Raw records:
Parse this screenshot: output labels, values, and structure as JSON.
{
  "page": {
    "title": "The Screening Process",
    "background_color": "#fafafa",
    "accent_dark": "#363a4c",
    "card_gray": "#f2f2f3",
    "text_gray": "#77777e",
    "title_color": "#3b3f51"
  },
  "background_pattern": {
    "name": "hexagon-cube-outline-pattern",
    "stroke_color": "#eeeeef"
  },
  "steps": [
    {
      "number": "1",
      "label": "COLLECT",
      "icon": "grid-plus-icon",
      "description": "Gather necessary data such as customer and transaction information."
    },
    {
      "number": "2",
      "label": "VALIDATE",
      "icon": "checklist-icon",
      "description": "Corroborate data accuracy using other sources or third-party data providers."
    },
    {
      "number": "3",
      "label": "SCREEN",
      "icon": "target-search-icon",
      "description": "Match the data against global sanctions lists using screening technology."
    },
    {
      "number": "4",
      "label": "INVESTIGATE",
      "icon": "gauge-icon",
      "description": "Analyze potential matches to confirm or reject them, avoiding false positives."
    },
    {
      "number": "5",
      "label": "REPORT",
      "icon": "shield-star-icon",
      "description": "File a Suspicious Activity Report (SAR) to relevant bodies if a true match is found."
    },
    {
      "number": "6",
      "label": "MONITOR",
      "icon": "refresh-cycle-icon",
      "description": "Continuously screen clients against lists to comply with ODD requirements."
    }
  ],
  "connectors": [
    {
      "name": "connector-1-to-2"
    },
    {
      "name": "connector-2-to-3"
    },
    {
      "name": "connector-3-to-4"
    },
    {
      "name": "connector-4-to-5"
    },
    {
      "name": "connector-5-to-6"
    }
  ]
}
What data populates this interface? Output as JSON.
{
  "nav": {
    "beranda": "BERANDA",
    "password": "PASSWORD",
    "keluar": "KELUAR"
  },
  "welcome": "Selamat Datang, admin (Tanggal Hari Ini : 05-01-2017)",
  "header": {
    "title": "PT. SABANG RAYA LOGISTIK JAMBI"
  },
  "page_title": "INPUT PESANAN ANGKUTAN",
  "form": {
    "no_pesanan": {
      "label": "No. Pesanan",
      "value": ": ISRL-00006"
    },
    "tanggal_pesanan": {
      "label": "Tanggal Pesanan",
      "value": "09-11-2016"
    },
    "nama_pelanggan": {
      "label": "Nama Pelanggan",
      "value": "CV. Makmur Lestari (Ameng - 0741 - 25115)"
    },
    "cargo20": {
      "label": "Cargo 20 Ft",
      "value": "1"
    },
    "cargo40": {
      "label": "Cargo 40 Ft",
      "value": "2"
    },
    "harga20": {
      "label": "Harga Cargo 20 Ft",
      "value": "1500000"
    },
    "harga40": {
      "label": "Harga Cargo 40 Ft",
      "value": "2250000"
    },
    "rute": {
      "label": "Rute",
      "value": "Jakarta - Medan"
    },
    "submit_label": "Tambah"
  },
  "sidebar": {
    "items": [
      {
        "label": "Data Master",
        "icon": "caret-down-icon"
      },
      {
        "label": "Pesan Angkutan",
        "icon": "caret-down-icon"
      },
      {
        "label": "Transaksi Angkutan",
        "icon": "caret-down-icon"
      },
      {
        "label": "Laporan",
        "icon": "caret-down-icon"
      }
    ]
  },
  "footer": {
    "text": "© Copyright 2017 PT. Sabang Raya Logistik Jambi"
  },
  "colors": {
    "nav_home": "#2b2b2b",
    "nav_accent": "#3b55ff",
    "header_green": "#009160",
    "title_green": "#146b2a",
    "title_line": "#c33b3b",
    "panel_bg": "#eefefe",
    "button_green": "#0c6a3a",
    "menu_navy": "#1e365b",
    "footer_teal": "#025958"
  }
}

▶ EXERCISE DIRECTIONS
Every record above must be duplicated exactly.

▶ ANSWER FOR THIS EXERCISE
Parse this screenshot: output labels, values, and structure as JSON.
{
  "page": {
    "title": "The Screening Process",
    "background_color": "#fafafa",
    "accent_dark": "#363a4c",
    "card_gray": "#f2f2f3",
    "text_gray": "#77777e",
    "title_color": "#3b3f51"
  },
  "background_pattern": {
    "name": "hexagon-cube-outline-pattern",
    "stroke_color": "#eeeeef"
  },
  "steps": [
    {
      "number": "1",
      "label": "COLLECT",
      "icon": "grid-plus-icon",
      "description": "Gather necessary data such as customer and transaction information."
    },
    {
      "number": "2",
      "label": "VALIDATE",
      "icon": "checklist-icon",
      "description": "Corroborate data accuracy using other sources or third-party data providers."
    },
    {
      "number": "3",
      "label": "SCREEN",
      "icon": "target-search-icon",
      "description": "Match the data against global sanctions lists using screening technology."
    },
    {
      "number": "4",
      "label": "INVESTIGATE",
      "icon": "gauge-icon",
      "description": "Analyze potential matches to confirm or reject them, avoiding false positives."
    },
    {
      "number": "5",
      "label": "REPORT",
      "icon": "shield-star-icon",
      "description": "File a Suspicious Activity Report (SAR) to relevant bodies if a true match is found."
    },
    {
      "number": "6",
      "label": "MONITOR",
      "icon": "refresh-cycle-icon",
      "description": "Continuously screen clients against lists to comply with ODD requirements."
    }
  ],
  "connectors": [
    {
      "name": "connector-1-to-2"
    },
    {
      "name": "connector-2-to-3"
    },
    {
      "name": "connector-3-to-4"
    },
    {
      "name": "connector-4-to-5"
    },
    {
      "name": "connector-5-to-6"
    }
  ]
}
What data populates this interface? Output as JSON.
{
  "nav": {
    "beranda": "BERANDA",
    "password": "PASSWORD",
    "keluar": "KELUAR"
  },
  "welcome": "Selamat Datang, admin (Tanggal Hari Ini : 05-01-2017)",
  "header": {
    "title": "PT. SABANG RAYA LOGISTIK JAMBI"
  },
  "page_title": "INPUT PESANAN ANGKUTAN",
  "form": {
    "no_pesanan": {
      "label": "No. Pesanan",
      "value": ": ISRL-00006"
    },
    "tanggal_pesanan": {
      "label": "Tanggal Pesanan",
      "value": "09-11-2016"
    },
    "nama_pelanggan": {
      "label": "Nama Pelanggan",
      "value": "CV. Makmur Lestari (Ameng - 0741 - 25115)"
    },
    "cargo20": {
      "label": "Cargo 20 Ft",
      "value": "1"
    },
    "cargo40": {
      "label": "Cargo 40 Ft",
      "value": "2"
    },
    "harga20": {
      "label": "Harga Cargo 20 Ft",
      "value": "1500000"
    },
    "harga40": {
      "label": "Harga Cargo 40 Ft",
      "value": "2250000"
    },
    "rute": {
      "label": "Rute",
      "value": "Jakarta - Medan"
    },
    "submit_label": "Tambah"
  },
  "sidebar": {
    "items": [
      {
        "label": "Data Master",
        "icon": "caret-down-icon"
      },
      {
        "label": "Pesan Angkutan",
        "icon": "caret-down-icon"
      },
      {
        "label": "Transaksi Angkutan",
        "icon": "caret-down-icon"
      },
      {
        "label": "Laporan",
        "icon": "caret-down-icon"
      }
    ]
  },
  "footer": {
    "text": "© Copyright 2017 PT. Sabang Raya Logistik Jambi"
  },
  "colors": {
    "nav_home": "#2b2b2b",
    "nav_accent": "#3b55ff",
    "header_green": "#009160",
    "title_green": "#146b2a",
    "title_line": "#c33b3b",
    "panel_bg": "#eefefe",
    "button_green": "#0c6a3a",
    "menu_navy": "#1e365b",
    "footer_teal": "#025958"
  }
}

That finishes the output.